§ **TO DO**: Leaving out every picture, quote the data below exactly as it appears.

== RECORDED INFORMATION

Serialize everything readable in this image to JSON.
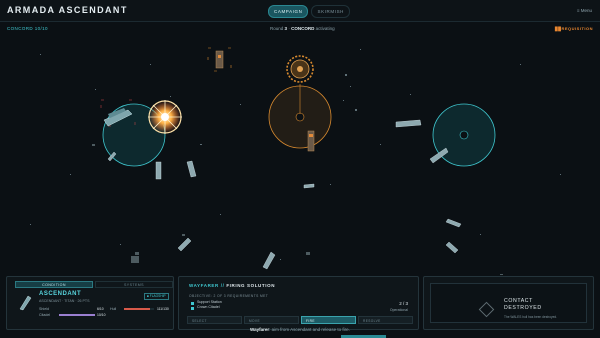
{
  "header": {
    "title": "ARMADA ASCENDANT",
    "modes": [
      "CAMPAIGN",
      "SKIRMISH"
    ],
    "active_mode": "CAMPAIGN",
    "menu_label": "≡ Menu"
  },
  "status": {
    "concord": "CONCORD 10/10",
    "round_prefix": "Round",
    "round_num": "3",
    "round_sep": "·",
    "faction": "CONCORD",
    "phase": "activating",
    "right_label": "██REQUISITION"
  },
  "condition_panel": {
    "tabs": [
      "CONDITION",
      "SYSTEMS"
    ],
    "active_tab": "CONDITION",
    "ship_name": "ASCENDANT",
    "ship_sub": "ASCENDANT · TITAN · 26 PTS",
    "badge": "■ FLAGSHIP",
    "stats": [
      {
        "label": "Shield",
        "value": "6/10",
        "fill": 0.6
      },
      {
        "label": "Hull",
        "value": "111/130",
        "fill": 0.85
      },
      {
        "label": "Citadel",
        "value": "10/10",
        "fill": 1.0
      }
    ]
  },
  "firing_panel": {
    "actor": "WAYFARER",
    "separator": "//",
    "mode": "FIRING SOLUTION",
    "objective": "OBJECTIVE: 2 OF 3 REQUIREMENTS MET",
    "objectives": [
      "Support Station",
      "Crown Citadel"
    ],
    "count": "2 / 3",
    "count_sub": "Operational",
    "actions": [
      "SELECT",
      "MOVE",
      "FIRE",
      "RESOLVE"
    ],
    "active_action": "FIRE"
  },
  "contact_panel": {
    "title_line1": "CONTACT",
    "title_line2": "DESTROYED",
    "desc": "The WALES hull has been destroyed."
  },
  "footer": {
    "actor": "Wayfarer",
    "instruction": ": aim from Ascendant and release to fire."
  },
  "colors": {
    "accent": "#3fc7cf",
    "enemy": "#d88a2f",
    "alert": "#e9862f",
    "background": "#0b1014"
  }
}
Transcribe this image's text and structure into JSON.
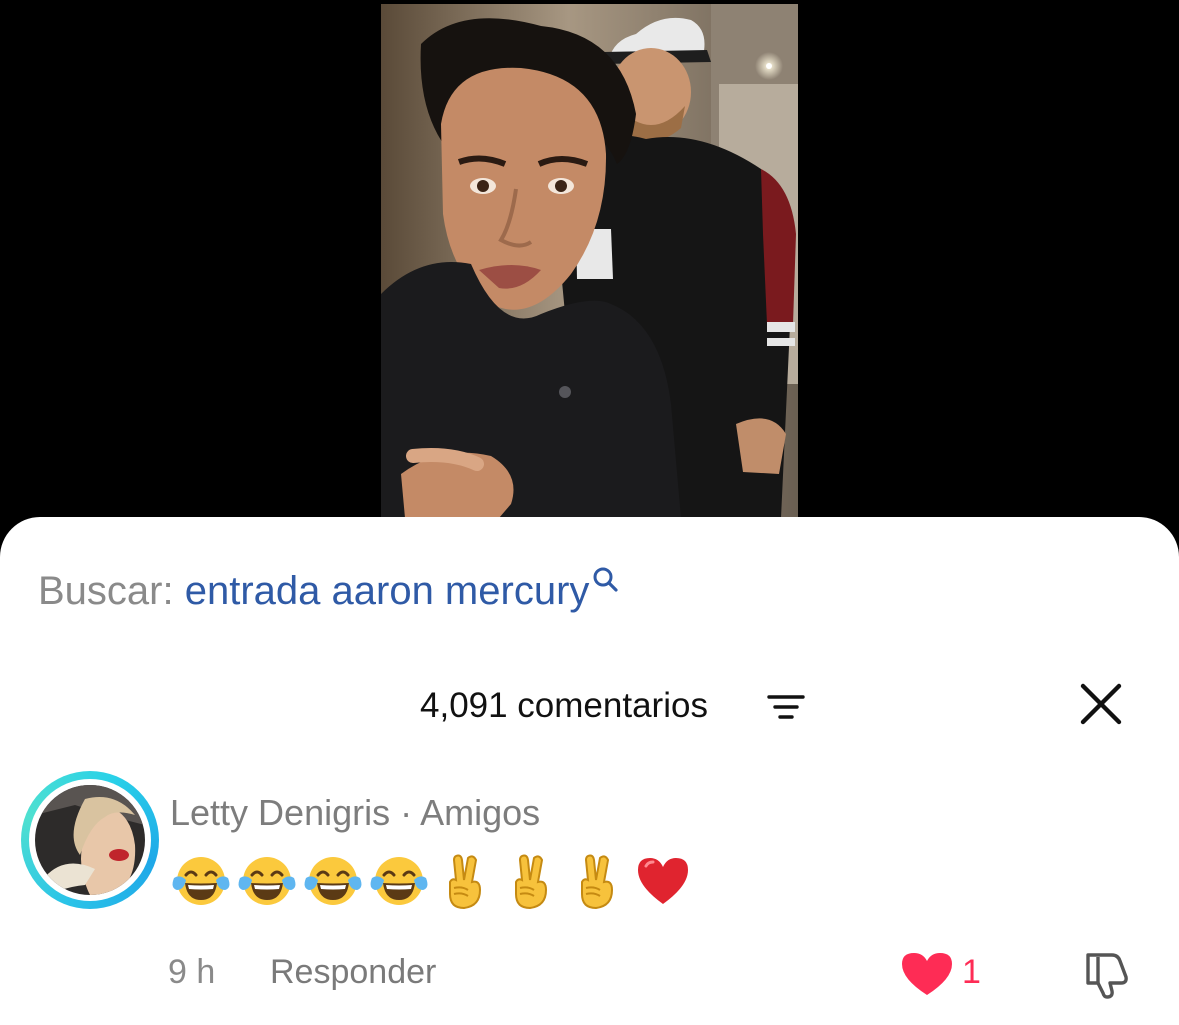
{
  "search": {
    "prefix": "Buscar:",
    "query": "entrada aaron mercury"
  },
  "comments_header": {
    "count_label": "4,091 comentarios"
  },
  "comment": {
    "author": "Letty Denigris · Amigos",
    "emojis": [
      "tears-of-joy-emoji",
      "tears-of-joy-emoji",
      "tears-of-joy-emoji",
      "tears-of-joy-emoji",
      "victory-hand-emoji",
      "victory-hand-emoji",
      "victory-hand-emoji",
      "red-heart-emoji"
    ],
    "time": "9 h",
    "reply_label": "Responder",
    "like_count": "1"
  },
  "colors": {
    "query_link": "#2f5aa6",
    "like_red": "#fe2c55",
    "avatar_ring": "#2ac3e8"
  }
}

====

§ **WRITTEN SOLUTION**:
Serialize everything readable in this image to JSON.
{
  "header": {
    "title": "ARMADA ASCENDANT",
    "modes": [
      "CAMPAIGN",
      "SKIRMISH"
    ],
    "active_mode": "CAMPAIGN",
    "menu_label": "≡ Menu"
  },
  "status": {
    "concord": "CONCORD 10/10",
    "round_prefix": "Round",
    "round_num": "3",
    "round_sep": "·",
    "faction": "CONCORD",
    "phase": "activating",
    "right_label": "██REQUISITION"
  },
  "condition_panel": {
    "tabs": [
      "CONDITION",
      "SYSTEMS"
    ],
    "active_tab": "CONDITION",
    "ship_name": "ASCENDANT",
    "ship_sub": "ASCENDANT · TITAN · 26 PTS",
    "badge": "■ FLAGSHIP",
    "stats": [
      {
        "label": "Shield",
        "value": "6/10",
        "fill": 0.6
      },
      {
        "label": "Hull",
        "value": "111/130",
        "fill": 0.85
      },
      {
        "label": "Citadel",
        "value": "10/10",
        "fill": 1.0
      }
    ]
  },
  "firing_panel": {
    "actor": "WAYFARER",
    "separator": "//",
    "mode": "FIRING SOLUTION",
    "objective": "OBJECTIVE: 2 OF 3 REQUIREMENTS MET",
    "objectives": [
      "Support Station",
      "Crown Citadel"
    ],
    "count": "2 / 3",
    "count_sub": "Operational",
    "actions": [
      "SELECT",
      "MOVE",
      "FIRE",
      "RESOLVE"
    ],
    "active_action": "FIRE"
  },
  "contact_panel": {
    "title_line1": "CONTACT",
    "title_line2": "DESTROYED",
    "desc": "The WALES hull has been destroyed."
  },
  "footer": {
    "actor": "Wayfarer",
    "instruction": ": aim from Ascendant and release to fire."
  },
  "colors": {
    "accent": "#3fc7cf",
    "enemy": "#d88a2f",
    "alert": "#e9862f",
    "background": "#0b1014"
  }
}
Transcribe this image's text and structure into JSON.
{
  "search": {
    "prefix": "Buscar:",
    "query": "entrada aaron mercury"
  },
  "comments_header": {
    "count_label": "4,091 comentarios"
  },
  "comment": {
    "author": "Letty Denigris · Amigos",
    "emojis": [
      "tears-of-joy-emoji",
      "tears-of-joy-emoji",
      "tears-of-joy-emoji",
      "tears-of-joy-emoji",
      "victory-hand-emoji",
      "victory-hand-emoji",
      "victory-hand-emoji",
      "red-heart-emoji"
    ],
    "time": "9 h",
    "reply_label": "Responder",
    "like_count": "1"
  },
  "colors": {
    "query_link": "#2f5aa6",
    "like_red": "#fe2c55",
    "avatar_ring": "#2ac3e8"
  }
}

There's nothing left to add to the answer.